Identify the lines that include the word "JSON", then copy all of them.

-- Start Input --

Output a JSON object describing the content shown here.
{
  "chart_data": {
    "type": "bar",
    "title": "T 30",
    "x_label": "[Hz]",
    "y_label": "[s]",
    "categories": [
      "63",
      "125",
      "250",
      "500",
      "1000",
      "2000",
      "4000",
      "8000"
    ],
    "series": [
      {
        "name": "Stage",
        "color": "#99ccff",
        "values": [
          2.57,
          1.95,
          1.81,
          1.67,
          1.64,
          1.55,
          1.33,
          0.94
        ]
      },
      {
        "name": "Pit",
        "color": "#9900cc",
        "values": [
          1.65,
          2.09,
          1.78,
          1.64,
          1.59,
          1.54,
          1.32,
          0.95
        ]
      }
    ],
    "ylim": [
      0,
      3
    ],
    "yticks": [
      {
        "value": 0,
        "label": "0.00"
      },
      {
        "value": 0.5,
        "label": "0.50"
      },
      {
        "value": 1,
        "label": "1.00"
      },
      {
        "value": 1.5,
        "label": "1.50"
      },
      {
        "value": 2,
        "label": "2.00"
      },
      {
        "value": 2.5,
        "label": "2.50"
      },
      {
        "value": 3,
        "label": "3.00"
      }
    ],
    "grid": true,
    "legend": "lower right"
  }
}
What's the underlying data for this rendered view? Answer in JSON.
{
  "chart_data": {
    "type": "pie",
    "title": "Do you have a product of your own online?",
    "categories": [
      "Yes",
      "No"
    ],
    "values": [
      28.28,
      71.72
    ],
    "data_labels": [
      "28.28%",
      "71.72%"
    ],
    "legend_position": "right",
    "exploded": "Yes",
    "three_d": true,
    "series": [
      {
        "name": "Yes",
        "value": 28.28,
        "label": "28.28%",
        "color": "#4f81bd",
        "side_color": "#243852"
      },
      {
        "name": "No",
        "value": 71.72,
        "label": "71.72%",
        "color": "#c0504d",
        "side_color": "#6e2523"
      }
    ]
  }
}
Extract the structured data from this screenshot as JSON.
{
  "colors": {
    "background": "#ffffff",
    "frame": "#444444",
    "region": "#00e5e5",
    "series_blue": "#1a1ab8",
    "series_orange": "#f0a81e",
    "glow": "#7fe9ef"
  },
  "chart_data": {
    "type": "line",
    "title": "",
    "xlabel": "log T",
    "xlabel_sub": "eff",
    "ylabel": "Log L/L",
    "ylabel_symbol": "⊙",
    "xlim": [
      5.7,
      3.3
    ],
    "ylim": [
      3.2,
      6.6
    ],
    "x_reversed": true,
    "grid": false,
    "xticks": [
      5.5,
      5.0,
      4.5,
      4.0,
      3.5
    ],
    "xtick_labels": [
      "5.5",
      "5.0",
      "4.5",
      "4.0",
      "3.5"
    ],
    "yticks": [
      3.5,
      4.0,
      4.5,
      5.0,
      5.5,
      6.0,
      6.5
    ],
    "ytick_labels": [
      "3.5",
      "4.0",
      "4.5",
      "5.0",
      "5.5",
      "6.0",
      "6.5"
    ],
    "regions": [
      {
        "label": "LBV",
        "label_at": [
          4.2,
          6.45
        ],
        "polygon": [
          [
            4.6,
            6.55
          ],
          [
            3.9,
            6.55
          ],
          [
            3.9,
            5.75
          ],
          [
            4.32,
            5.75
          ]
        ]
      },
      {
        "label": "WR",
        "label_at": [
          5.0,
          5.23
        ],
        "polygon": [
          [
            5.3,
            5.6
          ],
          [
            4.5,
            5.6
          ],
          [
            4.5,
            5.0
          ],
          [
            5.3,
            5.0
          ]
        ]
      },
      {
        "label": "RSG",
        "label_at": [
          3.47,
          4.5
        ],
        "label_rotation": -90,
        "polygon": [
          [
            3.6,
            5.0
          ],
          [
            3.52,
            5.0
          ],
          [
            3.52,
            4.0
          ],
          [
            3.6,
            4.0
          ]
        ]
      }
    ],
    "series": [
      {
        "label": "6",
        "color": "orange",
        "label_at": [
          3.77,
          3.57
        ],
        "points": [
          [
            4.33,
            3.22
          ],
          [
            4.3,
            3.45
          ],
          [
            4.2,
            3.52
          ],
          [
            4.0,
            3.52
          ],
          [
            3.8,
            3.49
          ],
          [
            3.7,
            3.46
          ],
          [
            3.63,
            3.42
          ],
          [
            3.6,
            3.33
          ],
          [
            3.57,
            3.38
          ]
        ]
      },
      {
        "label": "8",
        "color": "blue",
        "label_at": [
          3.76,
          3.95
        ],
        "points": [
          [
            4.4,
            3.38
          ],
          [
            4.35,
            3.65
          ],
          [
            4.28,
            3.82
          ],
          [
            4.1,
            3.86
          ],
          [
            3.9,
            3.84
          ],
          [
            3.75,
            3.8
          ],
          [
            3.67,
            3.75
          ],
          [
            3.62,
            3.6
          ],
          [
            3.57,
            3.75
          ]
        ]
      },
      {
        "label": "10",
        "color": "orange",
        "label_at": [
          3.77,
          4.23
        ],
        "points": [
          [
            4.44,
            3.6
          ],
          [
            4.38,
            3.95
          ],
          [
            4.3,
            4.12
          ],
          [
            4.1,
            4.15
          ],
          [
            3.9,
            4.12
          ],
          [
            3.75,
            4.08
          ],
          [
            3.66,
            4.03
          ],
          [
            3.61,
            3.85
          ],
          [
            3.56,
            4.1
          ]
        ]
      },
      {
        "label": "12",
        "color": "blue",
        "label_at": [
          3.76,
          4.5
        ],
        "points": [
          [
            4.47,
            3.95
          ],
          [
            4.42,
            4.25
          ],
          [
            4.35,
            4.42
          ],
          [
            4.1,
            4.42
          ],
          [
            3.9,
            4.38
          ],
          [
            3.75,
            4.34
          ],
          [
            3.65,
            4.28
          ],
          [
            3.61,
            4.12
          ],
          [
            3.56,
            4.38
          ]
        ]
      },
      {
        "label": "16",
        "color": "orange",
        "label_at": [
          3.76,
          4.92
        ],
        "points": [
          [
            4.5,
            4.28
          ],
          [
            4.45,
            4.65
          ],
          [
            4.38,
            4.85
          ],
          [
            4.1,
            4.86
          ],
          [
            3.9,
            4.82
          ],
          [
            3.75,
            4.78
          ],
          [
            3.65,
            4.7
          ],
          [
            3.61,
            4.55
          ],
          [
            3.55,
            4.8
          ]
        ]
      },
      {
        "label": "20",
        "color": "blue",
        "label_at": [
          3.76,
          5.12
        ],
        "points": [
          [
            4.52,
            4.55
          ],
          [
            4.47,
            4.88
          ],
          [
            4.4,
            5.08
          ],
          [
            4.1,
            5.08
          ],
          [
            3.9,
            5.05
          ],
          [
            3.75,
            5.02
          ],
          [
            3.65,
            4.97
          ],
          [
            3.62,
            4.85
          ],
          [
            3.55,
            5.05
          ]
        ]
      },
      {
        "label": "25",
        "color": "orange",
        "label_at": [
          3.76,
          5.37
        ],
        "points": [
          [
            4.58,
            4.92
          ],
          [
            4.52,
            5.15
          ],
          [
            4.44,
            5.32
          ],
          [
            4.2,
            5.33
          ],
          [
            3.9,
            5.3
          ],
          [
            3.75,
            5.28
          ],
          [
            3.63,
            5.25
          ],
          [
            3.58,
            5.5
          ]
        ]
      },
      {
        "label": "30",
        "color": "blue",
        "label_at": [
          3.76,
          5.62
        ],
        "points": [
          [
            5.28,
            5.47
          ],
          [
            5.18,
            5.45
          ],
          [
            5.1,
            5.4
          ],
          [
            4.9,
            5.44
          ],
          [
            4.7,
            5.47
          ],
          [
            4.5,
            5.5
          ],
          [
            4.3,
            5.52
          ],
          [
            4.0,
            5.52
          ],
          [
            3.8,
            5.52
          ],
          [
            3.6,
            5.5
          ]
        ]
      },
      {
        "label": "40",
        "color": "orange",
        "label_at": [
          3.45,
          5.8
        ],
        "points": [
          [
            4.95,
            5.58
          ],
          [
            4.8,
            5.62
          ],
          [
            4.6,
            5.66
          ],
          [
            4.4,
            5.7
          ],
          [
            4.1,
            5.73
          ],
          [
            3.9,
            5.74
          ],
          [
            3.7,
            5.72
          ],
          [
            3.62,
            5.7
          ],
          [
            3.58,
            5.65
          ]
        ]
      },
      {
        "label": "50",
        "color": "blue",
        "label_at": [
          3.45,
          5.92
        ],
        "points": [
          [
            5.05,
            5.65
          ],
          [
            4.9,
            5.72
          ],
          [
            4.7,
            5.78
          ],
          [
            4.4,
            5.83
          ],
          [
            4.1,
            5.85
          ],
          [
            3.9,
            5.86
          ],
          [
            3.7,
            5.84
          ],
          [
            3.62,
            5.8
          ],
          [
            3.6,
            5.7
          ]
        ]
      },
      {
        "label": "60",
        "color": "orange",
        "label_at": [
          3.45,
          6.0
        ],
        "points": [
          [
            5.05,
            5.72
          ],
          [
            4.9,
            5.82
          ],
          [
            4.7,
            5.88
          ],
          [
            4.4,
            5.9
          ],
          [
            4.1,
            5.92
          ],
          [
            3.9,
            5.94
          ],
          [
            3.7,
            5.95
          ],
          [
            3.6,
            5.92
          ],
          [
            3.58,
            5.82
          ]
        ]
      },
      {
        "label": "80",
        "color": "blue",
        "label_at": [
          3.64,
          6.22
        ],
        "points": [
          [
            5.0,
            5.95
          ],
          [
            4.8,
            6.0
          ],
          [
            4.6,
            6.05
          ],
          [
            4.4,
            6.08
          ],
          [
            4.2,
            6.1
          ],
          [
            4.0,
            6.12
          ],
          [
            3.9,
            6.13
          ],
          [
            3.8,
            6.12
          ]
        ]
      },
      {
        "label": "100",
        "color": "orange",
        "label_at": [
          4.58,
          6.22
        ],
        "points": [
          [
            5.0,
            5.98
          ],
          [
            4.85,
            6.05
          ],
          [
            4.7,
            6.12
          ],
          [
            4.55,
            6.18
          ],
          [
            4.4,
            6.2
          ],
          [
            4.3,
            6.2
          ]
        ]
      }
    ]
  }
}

-- End Input --

- Correct response:
Output a JSON object describing the content shown here.
What's the underlying data for this rendered view? Answer in JSON.
Extract the structured data from this screenshot as JSON.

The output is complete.